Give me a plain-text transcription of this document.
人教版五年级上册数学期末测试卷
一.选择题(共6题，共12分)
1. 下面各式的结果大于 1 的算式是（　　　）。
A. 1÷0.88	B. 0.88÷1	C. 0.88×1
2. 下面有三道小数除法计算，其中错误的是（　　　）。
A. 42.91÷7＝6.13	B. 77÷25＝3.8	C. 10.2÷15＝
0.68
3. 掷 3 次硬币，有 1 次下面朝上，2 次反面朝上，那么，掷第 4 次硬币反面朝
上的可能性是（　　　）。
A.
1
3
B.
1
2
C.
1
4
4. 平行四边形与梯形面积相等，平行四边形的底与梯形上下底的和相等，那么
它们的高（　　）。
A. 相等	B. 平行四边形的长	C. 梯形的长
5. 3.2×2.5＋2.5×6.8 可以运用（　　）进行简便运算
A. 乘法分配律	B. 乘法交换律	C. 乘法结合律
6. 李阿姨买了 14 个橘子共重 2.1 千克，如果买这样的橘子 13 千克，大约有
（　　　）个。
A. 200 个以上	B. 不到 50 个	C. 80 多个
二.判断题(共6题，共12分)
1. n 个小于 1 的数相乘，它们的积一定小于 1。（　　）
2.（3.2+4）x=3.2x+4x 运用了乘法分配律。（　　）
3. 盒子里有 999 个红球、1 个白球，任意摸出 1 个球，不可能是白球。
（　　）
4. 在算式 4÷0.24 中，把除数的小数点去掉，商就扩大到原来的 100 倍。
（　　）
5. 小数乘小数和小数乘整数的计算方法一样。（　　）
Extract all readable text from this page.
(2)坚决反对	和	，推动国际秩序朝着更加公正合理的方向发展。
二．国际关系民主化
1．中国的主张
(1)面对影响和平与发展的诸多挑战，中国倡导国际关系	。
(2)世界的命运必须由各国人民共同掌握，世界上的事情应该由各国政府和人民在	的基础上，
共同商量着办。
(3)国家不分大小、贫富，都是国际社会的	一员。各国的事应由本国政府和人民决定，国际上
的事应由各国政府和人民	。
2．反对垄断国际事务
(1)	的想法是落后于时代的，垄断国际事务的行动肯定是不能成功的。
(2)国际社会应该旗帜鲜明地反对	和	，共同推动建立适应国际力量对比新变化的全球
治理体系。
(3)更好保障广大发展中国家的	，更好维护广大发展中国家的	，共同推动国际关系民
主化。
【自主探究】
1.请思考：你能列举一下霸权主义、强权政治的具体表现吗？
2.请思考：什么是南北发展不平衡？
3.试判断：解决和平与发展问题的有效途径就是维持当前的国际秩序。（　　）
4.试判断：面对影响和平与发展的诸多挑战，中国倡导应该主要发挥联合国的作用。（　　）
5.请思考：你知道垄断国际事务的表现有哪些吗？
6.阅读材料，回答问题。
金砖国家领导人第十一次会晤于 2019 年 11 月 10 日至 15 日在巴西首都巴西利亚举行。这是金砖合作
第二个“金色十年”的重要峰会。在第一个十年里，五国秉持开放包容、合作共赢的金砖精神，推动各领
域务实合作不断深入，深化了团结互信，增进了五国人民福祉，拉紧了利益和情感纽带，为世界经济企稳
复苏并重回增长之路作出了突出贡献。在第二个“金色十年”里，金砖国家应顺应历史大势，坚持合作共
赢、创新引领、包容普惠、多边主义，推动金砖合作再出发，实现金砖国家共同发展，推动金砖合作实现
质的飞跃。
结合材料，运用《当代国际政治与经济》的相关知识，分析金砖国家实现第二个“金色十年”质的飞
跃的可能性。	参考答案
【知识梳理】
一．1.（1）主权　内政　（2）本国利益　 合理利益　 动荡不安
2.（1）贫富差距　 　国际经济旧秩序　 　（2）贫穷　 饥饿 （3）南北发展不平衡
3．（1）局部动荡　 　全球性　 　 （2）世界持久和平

(WHAT YOU NEED TO DO): Only lines holding the string "this" are wanted; gather each one from the entries above.

(RESULT BELOW):
Give me a plain-text transcription of this document.
Extract all readable text from this page.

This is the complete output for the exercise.